• **TASK TO CARRY OUT**:
Track down every line below that holds "контур" and copy it.

• **EXCERPTED DATA**:
▬▬▬
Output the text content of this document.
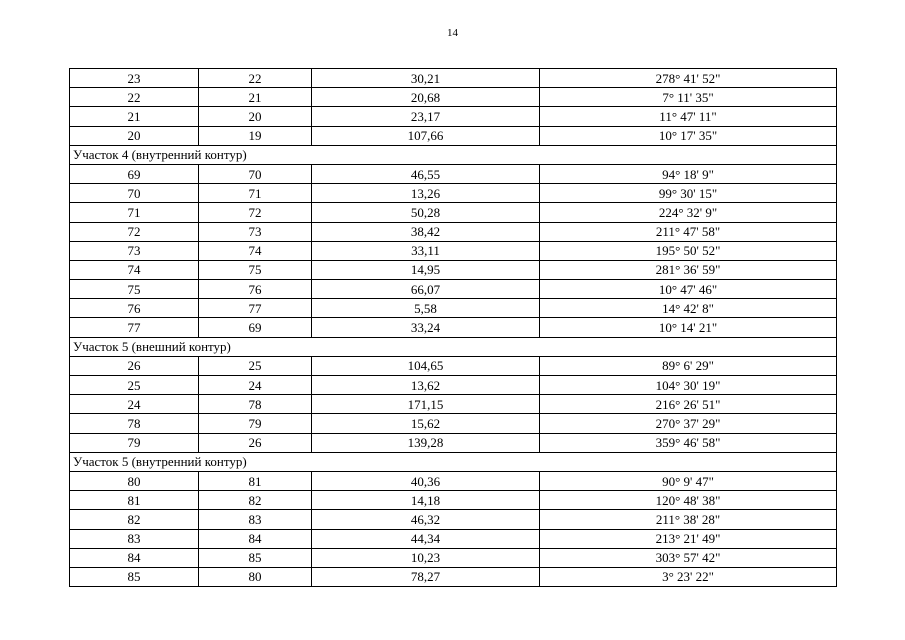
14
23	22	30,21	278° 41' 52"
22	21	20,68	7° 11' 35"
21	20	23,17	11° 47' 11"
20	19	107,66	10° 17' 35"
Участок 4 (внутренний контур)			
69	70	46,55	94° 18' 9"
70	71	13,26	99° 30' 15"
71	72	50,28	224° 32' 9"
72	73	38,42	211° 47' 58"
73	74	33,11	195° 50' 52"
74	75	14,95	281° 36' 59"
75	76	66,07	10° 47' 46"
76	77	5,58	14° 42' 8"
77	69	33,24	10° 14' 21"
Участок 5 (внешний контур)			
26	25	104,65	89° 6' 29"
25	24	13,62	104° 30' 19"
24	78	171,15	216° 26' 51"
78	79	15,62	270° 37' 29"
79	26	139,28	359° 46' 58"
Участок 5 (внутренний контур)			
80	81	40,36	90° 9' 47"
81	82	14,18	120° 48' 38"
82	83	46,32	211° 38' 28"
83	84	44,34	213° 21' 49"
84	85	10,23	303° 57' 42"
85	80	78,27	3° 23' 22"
▬▬▬
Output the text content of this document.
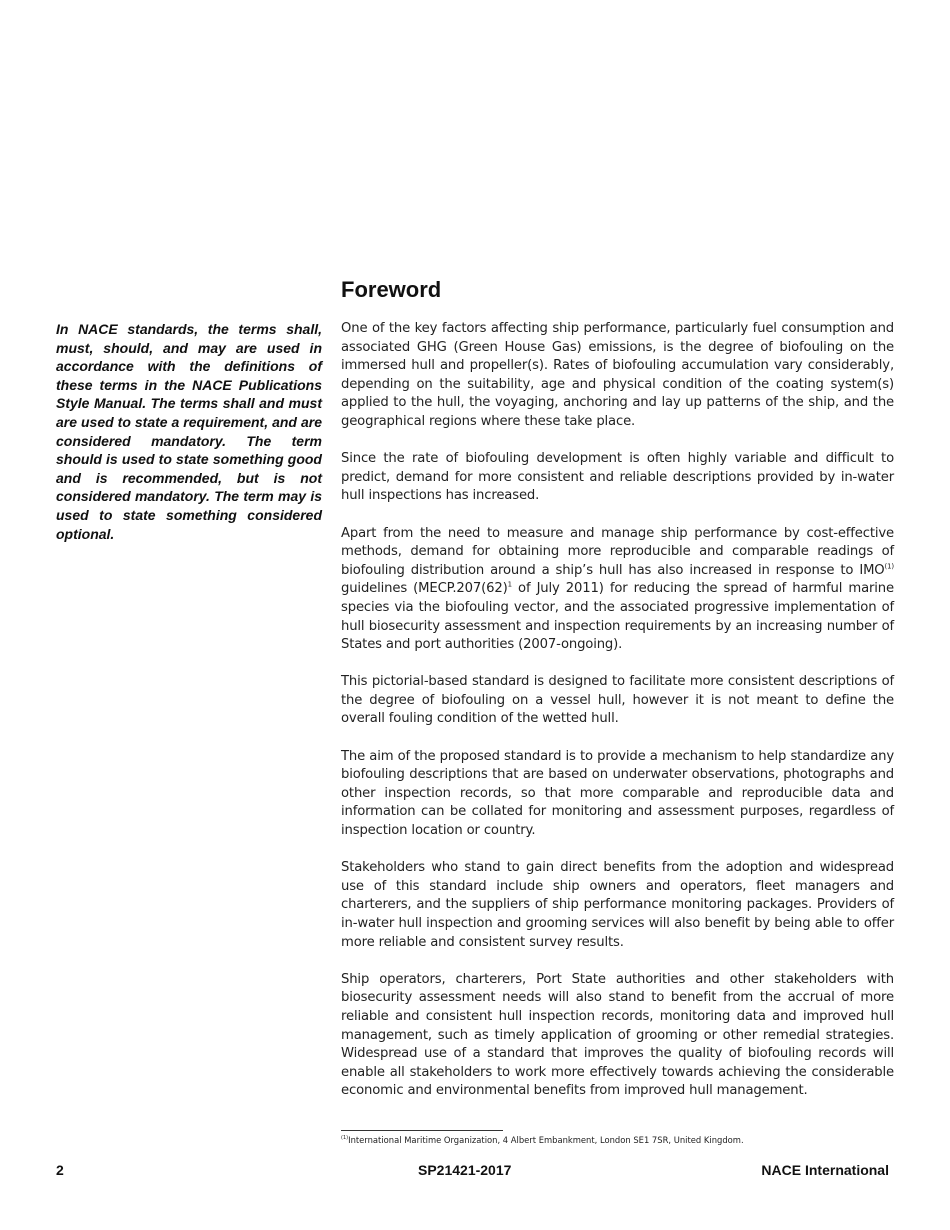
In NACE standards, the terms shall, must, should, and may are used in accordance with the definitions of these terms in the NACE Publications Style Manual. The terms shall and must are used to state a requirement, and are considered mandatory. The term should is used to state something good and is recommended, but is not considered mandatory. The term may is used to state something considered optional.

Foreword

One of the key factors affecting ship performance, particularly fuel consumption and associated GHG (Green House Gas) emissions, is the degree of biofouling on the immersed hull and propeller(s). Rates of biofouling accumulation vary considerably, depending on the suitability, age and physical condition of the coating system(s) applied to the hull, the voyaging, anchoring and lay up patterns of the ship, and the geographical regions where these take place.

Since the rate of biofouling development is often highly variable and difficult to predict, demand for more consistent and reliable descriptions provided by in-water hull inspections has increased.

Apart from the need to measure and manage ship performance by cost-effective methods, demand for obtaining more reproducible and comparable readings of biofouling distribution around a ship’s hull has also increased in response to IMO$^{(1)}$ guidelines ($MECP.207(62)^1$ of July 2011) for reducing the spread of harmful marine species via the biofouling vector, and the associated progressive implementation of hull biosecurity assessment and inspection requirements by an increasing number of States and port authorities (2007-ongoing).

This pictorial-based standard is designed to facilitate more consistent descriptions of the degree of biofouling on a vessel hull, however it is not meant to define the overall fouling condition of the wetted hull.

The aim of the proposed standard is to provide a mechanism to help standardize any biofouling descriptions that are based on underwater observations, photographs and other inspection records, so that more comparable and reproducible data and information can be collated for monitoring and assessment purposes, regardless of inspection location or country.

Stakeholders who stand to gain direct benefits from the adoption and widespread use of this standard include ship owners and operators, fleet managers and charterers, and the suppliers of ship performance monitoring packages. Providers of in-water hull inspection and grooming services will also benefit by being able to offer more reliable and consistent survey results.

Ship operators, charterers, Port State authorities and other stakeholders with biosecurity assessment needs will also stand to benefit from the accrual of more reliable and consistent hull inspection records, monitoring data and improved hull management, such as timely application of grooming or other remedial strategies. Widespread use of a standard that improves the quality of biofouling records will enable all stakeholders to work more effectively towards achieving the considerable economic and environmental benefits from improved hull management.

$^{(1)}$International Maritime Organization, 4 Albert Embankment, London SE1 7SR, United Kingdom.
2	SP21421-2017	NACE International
▬▬▬
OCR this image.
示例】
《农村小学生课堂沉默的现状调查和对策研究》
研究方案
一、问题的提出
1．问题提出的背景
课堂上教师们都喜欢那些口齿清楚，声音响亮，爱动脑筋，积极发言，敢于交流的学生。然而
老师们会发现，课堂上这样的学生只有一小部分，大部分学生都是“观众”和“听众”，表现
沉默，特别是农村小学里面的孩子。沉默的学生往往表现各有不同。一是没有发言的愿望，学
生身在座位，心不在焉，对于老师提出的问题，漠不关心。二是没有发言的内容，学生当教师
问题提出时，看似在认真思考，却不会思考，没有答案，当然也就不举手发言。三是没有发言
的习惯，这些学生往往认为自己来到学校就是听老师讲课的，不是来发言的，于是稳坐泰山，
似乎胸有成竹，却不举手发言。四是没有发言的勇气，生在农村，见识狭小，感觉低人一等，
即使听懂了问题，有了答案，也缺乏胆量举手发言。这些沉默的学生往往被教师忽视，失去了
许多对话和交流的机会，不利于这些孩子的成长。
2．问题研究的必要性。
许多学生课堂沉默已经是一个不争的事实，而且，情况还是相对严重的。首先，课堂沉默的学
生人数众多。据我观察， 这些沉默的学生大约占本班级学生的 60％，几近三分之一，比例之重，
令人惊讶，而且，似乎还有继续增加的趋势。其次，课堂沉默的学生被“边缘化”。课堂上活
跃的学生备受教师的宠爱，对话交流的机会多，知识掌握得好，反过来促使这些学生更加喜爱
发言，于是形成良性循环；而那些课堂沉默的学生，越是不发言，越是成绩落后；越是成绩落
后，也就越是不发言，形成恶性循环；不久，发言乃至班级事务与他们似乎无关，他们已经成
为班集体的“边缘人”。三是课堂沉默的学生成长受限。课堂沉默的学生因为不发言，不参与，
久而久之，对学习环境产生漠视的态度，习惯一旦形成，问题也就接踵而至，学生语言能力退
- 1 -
▬▬▬
• **FULL SOLUTION**:
Участок 4 (внутренний контур)			
Участок 5 (внешний контур)			
Участок 5 (внутренний контур)			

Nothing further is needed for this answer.